From the listing below, pull out every line where the string "original" appears.

> [RECORDS TO USE]
***
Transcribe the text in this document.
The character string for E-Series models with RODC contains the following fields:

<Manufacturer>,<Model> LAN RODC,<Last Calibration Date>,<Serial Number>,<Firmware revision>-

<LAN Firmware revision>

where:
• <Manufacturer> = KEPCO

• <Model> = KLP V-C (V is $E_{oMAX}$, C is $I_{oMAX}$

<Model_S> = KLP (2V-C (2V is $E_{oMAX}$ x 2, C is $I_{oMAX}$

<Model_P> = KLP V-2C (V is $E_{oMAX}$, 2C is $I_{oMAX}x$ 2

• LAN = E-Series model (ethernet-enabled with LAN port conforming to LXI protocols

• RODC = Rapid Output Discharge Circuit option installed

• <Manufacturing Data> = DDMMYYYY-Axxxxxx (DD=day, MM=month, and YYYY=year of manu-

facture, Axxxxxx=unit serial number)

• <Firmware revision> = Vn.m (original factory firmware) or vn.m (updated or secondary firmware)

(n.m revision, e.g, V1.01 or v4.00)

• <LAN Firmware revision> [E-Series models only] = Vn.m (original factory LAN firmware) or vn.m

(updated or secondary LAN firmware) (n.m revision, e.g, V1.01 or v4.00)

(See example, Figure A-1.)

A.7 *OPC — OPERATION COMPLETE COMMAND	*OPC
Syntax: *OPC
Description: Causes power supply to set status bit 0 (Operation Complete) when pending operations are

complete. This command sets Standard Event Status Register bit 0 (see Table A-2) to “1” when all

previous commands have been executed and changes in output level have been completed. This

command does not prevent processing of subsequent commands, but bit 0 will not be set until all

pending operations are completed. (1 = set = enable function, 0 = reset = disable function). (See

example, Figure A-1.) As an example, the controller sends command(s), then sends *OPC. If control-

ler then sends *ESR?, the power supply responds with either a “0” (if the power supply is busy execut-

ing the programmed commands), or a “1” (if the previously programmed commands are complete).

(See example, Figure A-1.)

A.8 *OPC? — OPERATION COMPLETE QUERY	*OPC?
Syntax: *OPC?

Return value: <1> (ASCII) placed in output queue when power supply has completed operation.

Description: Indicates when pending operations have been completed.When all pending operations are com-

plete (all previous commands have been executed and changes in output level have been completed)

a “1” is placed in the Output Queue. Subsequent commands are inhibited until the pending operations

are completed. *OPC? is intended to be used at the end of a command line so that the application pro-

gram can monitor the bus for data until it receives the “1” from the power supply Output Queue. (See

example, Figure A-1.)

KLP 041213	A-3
***
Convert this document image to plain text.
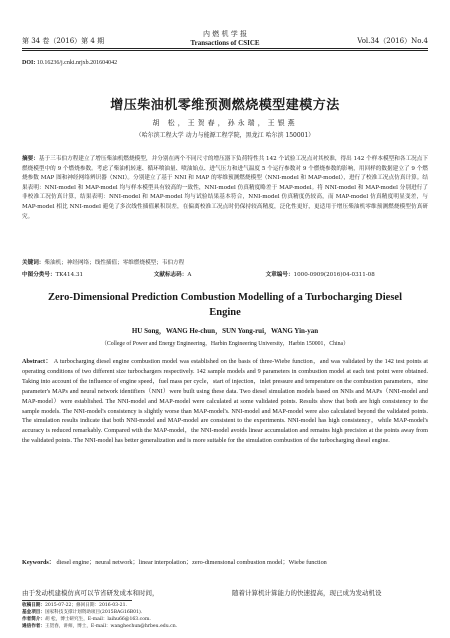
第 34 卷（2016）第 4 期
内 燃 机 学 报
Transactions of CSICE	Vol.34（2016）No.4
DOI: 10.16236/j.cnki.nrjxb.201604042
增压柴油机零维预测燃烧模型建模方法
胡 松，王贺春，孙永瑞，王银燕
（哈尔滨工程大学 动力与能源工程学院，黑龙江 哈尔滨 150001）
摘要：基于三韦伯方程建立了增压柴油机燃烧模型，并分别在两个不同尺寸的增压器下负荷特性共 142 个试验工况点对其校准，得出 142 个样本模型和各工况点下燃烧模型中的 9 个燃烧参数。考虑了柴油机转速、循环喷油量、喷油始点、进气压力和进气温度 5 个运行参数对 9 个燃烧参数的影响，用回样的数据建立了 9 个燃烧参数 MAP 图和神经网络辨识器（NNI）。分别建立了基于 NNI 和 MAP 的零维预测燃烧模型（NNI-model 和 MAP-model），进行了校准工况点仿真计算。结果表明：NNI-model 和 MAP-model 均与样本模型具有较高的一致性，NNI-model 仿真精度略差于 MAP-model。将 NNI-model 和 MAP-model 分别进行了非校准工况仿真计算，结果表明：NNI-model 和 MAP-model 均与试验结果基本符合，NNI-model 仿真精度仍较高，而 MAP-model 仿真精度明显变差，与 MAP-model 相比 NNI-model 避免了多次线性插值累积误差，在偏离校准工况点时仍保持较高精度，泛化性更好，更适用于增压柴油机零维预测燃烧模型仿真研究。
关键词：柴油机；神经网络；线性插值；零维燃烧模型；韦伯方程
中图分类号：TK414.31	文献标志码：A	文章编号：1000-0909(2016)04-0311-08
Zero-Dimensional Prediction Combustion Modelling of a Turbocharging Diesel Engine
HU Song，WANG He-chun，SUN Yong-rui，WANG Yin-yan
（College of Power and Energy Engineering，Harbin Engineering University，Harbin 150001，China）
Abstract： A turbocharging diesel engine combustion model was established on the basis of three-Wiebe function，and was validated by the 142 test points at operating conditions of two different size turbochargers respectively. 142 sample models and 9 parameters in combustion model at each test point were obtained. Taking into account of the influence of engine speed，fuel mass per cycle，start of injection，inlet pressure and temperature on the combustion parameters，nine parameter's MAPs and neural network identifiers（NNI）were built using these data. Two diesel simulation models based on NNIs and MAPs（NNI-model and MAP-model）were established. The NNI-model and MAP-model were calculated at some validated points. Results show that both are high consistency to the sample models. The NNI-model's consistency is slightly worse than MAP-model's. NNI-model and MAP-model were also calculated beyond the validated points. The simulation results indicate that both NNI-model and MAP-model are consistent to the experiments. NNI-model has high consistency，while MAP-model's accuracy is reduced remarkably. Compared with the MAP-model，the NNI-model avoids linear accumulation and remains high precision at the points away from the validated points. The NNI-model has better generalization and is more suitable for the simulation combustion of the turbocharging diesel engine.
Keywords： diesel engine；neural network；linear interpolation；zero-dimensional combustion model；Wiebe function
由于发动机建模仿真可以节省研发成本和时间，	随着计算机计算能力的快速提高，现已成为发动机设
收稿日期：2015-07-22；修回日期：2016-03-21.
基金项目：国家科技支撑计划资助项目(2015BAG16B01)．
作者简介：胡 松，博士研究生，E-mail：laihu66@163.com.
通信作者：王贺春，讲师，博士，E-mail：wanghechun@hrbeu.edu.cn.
***
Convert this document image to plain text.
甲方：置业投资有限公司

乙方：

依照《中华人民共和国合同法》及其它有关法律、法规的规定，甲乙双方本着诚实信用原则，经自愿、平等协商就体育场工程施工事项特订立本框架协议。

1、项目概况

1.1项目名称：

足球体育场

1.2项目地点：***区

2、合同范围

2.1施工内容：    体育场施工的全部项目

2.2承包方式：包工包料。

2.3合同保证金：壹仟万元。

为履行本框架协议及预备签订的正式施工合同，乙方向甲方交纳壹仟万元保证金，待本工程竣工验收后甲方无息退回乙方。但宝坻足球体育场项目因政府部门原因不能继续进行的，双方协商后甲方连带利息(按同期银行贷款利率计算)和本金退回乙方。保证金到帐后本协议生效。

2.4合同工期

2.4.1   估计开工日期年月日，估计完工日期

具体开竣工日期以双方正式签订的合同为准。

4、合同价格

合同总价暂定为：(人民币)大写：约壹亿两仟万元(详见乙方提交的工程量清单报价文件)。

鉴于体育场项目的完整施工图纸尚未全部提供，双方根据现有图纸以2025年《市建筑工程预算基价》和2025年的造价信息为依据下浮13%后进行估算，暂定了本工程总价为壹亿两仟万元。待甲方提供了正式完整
***
> [EXPECTED OUTPUT]
• <Firmware revision> = Vn.m (original factory firmware) or vn.m (updated or secondary firmware)
• <LAN Firmware revision> [E-Series models only] = Vn.m (original factory LAN firmware) or vn.m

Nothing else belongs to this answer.